### Written task
Copy, from the entries below, each line where the word "this" can be found.

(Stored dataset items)
>>>>>

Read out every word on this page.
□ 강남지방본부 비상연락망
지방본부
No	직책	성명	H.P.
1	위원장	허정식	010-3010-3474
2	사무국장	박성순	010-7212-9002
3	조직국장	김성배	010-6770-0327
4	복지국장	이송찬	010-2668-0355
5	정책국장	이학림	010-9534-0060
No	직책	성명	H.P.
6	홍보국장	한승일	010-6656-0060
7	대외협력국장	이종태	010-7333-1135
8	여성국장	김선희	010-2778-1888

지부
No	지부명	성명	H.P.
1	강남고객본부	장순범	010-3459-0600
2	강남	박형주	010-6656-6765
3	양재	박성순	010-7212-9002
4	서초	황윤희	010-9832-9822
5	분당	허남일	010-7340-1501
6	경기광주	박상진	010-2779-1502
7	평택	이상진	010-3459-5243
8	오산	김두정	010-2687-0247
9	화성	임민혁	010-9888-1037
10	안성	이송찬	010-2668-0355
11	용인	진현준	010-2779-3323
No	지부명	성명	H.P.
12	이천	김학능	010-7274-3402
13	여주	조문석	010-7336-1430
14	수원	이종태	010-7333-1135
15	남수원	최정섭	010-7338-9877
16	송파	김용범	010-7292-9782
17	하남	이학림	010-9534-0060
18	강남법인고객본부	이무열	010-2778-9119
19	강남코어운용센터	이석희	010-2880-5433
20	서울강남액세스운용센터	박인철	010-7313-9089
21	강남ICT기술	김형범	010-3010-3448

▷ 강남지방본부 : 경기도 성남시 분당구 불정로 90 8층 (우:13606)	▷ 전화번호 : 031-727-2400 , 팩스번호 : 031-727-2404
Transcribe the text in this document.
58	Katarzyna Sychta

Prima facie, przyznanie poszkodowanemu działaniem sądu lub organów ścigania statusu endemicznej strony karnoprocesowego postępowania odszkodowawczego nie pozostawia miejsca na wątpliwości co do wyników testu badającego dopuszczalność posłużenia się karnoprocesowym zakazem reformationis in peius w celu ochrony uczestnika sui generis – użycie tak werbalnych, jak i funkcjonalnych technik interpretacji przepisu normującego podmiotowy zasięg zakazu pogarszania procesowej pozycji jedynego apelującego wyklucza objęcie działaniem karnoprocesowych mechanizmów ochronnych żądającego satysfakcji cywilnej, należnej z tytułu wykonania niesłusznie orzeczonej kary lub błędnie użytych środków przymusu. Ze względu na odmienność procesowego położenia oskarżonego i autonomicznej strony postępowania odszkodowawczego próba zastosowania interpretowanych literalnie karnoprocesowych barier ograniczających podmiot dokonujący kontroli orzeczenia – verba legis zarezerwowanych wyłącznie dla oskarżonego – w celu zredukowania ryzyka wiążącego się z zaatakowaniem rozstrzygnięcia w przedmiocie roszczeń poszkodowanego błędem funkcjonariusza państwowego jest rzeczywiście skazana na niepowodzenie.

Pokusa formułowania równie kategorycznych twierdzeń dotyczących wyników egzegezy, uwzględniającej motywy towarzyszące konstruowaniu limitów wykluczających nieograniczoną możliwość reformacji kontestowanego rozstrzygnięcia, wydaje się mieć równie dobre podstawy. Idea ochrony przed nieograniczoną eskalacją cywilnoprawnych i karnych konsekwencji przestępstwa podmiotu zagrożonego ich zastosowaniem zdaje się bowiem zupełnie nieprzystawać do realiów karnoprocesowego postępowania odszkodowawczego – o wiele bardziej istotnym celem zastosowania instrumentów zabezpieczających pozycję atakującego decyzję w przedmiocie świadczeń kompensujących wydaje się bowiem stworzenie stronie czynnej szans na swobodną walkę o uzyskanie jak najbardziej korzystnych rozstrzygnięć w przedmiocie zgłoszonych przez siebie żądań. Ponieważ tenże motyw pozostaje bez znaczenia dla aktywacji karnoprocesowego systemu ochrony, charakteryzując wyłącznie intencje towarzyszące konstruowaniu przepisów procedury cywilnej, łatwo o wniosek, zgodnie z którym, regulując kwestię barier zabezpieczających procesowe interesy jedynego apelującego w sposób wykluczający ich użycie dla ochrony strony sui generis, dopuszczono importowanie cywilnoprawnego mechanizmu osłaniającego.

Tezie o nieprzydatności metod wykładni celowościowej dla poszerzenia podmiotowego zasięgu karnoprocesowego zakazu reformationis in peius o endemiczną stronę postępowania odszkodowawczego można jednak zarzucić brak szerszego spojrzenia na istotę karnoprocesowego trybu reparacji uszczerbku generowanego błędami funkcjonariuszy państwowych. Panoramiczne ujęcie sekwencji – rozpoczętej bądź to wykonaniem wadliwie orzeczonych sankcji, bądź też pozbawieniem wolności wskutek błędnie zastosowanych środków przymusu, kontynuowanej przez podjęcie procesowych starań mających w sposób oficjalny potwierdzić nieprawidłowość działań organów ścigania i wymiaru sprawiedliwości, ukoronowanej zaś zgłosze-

<<<<<

### Written answer
Read out every word on this page.
Transcribe the text in this document.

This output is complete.